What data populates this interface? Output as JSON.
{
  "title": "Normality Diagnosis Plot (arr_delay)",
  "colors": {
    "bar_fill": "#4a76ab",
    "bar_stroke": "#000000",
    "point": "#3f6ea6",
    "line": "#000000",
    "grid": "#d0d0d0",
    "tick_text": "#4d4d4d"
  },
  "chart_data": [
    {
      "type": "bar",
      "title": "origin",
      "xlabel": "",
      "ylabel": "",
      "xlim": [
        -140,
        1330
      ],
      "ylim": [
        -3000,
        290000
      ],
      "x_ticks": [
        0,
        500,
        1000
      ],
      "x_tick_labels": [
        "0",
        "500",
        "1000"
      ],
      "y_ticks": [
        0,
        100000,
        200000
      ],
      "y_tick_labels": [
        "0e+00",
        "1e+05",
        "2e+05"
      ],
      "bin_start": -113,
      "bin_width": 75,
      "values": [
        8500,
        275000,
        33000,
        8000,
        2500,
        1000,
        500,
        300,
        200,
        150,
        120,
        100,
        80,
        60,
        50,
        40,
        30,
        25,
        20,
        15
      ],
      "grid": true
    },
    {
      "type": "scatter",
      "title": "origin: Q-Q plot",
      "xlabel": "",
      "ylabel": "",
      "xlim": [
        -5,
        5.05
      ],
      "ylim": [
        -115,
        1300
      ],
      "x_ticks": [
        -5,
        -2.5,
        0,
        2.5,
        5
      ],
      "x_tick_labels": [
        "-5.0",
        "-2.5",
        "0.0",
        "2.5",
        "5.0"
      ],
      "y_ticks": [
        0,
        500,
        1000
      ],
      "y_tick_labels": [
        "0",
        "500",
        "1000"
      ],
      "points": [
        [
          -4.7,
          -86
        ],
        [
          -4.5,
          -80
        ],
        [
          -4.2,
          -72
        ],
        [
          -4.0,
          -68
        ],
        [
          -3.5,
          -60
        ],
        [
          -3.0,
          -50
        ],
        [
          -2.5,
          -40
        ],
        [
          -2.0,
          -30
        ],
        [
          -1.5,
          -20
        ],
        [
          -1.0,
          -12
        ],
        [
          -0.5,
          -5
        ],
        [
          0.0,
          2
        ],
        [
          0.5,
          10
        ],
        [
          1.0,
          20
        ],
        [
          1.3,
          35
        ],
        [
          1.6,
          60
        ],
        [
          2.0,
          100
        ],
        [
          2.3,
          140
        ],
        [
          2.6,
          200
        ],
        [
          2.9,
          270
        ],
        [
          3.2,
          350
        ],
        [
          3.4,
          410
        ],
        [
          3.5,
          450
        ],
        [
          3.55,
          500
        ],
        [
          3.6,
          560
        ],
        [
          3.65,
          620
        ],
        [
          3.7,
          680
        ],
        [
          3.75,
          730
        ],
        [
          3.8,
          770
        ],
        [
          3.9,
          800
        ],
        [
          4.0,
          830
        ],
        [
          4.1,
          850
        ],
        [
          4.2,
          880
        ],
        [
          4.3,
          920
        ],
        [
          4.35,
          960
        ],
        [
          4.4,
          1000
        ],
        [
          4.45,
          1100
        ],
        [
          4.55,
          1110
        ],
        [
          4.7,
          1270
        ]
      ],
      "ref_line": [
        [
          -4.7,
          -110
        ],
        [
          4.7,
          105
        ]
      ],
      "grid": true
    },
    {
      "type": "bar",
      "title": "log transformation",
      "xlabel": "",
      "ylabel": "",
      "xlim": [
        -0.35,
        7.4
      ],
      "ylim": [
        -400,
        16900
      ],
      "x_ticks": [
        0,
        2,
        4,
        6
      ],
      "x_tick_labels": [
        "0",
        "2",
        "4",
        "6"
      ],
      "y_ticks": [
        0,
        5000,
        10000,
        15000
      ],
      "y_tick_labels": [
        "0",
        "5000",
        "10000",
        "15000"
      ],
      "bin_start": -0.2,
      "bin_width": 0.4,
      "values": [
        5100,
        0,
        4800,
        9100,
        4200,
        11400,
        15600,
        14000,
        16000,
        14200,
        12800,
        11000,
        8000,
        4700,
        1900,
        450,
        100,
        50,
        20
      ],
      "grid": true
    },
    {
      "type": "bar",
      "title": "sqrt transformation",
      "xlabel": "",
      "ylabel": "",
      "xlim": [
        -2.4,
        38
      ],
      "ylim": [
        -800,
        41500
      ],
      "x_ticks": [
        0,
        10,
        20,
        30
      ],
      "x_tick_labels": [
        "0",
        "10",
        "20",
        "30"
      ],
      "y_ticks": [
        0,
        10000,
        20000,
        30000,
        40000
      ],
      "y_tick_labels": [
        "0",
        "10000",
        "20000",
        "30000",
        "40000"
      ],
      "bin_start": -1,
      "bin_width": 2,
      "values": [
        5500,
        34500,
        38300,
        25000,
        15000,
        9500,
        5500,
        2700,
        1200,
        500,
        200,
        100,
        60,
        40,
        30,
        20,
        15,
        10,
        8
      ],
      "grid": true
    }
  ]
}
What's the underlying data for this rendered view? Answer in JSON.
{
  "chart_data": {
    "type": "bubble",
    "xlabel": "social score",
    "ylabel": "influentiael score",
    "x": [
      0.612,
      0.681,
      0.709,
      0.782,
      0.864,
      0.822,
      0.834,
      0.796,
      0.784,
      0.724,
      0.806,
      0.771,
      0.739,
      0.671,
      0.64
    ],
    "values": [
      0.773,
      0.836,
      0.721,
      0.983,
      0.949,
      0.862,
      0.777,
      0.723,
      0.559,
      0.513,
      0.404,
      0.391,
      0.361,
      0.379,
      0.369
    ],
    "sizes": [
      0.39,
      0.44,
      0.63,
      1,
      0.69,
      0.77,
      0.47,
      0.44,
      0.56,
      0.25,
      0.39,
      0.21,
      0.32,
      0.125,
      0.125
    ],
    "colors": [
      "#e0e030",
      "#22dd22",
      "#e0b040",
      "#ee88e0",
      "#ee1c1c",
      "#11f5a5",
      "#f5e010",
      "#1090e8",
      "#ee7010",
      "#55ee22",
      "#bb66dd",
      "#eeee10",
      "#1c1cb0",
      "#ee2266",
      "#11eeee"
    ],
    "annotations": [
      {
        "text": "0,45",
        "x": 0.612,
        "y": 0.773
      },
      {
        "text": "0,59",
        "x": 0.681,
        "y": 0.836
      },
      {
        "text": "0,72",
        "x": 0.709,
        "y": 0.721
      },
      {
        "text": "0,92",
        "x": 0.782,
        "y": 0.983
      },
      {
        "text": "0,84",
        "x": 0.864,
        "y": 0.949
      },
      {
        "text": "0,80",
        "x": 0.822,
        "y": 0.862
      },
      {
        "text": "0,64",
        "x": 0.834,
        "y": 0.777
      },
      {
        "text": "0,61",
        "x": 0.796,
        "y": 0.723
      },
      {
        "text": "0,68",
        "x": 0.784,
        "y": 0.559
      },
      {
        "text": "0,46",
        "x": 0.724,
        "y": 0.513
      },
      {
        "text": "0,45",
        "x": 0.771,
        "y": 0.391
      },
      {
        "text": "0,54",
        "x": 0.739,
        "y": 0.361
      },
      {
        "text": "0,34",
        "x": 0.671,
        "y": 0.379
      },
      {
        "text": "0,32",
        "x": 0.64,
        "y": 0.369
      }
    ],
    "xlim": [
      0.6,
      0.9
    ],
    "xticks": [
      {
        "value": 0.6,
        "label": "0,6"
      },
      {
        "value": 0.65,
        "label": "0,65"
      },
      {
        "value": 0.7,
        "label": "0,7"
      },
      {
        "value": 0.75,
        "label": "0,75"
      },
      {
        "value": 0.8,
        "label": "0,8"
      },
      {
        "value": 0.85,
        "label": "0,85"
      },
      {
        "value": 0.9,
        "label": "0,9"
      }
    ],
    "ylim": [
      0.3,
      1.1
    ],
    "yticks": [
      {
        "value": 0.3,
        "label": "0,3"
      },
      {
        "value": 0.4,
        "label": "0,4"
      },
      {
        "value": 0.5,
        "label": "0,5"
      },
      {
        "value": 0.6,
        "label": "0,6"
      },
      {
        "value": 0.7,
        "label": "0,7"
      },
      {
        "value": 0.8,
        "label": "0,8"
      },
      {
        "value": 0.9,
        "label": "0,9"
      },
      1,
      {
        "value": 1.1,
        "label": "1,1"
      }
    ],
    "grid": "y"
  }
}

§ WRITTEN EXERCISE
How many lines of these entries contain the string "this"? Reply with the number alone.

§ ANSWER TO THE EXERCISE
2